Set down each line of the data below exactly as it stands, dropping the pictures.

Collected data
━━━
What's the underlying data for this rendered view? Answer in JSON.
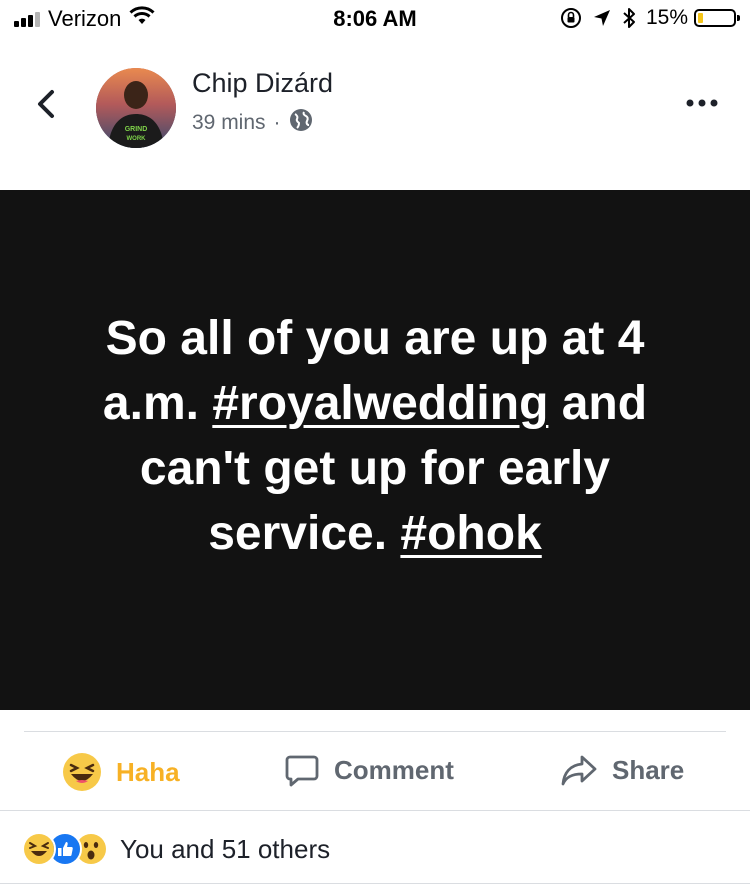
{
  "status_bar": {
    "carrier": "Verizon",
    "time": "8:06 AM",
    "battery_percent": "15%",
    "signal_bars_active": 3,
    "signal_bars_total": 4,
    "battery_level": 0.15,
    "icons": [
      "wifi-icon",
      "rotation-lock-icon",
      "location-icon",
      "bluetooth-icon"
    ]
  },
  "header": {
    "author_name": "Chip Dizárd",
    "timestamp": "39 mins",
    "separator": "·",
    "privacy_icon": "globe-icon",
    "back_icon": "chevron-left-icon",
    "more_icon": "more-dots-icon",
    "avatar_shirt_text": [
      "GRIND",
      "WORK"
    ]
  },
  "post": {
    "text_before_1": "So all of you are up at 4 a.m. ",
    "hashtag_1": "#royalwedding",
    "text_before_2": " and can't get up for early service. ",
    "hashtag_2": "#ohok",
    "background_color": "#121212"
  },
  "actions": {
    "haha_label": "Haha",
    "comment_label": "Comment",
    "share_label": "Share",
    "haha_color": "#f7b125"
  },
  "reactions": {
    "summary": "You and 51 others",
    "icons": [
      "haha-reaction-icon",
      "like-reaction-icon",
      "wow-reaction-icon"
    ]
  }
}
━━━
Response to this task
What's the underlying data for this rendered view? Answer in JSON.
{
  "status_bar": {
    "carrier": "Verizon",
    "time": "8:06 AM",
    "battery_percent": "15%",
    "signal_bars_active": 3,
    "signal_bars_total": 4,
    "battery_level": 0.15,
    "icons": [
      "wifi-icon",
      "rotation-lock-icon",
      "location-icon",
      "bluetooth-icon"
    ]
  },
  "header": {
    "author_name": "Chip Dizárd",
    "timestamp": "39 mins",
    "separator": "·",
    "privacy_icon": "globe-icon",
    "back_icon": "chevron-left-icon",
    "more_icon": "more-dots-icon",
    "avatar_shirt_text": [
      "GRIND",
      "WORK"
    ]
  },
  "post": {
    "text_before_1": "So all of you are up at 4 a.m. ",
    "hashtag_1": "#royalwedding",
    "text_before_2": " and can't get up for early service. ",
    "hashtag_2": "#ohok",
    "background_color": "#121212"
  },
  "actions": {
    "haha_label": "Haha",
    "comment_label": "Comment",
    "share_label": "Share",
    "haha_color": "#f7b125"
  },
  "reactions": {
    "summary": "You and 51 others",
    "icons": [
      "haha-reaction-icon",
      "like-reaction-icon",
      "wow-reaction-icon"
    ]
  }
}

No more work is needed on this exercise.